DIRECTIVE:
Return all lines from the listing below in which the string "раздражители" occurs.
[BEGIN]
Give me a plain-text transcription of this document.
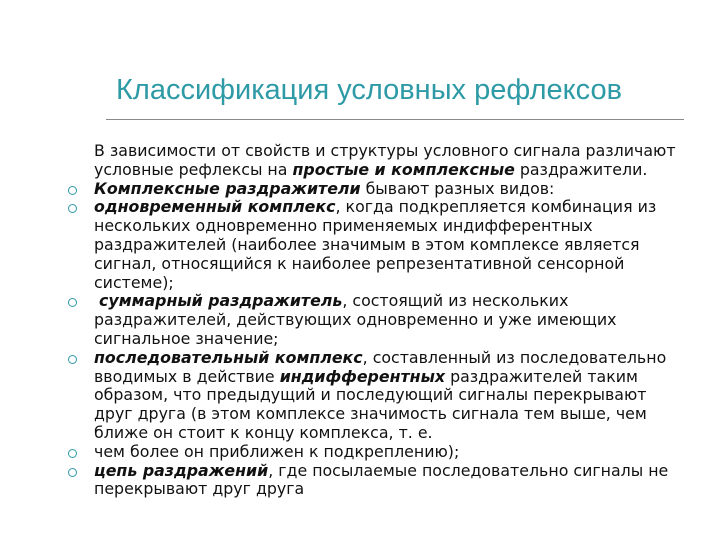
Классификация условных рефлексов

В зависимости от свойств и структуры условного сигнала различают условные рефлексы на простые и комплексные раздражители.

Комплексные раздражители бывают разных видов:

одновременный комплекс, когда подкрепляется комбинация из нескольких одновременно применяемых индифферентных раздражителей (наиболее значимым в этом комплексе является сигнал, относящийся к наиболее репрезентативной сенсорной системе);

суммарный раздражитель, состоящий из нескольких раздражителей, действующих одновременно и уже имеющих сигнальное значение;

последовательный комплекс, составленный из последовательно вводимых в действие индифферентных раздражителей таким образом, что предыдущий и последующий сигналы перекрывают друг друга (в этом комплексе значимость сигнала тем выше, чем ближе он стоит к концу комплекса, т. е.

чем более он приближен к подкреплению);

цепь раздражений, где посылаемые последовательно сигналы не перекрывают друг друга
[END]
RESPONSE:
В зависимости от свойств и структуры условного сигнала различают условные рефлексы на простые и комплексные раздражители.
Комплексные раздражители бывают разных видов:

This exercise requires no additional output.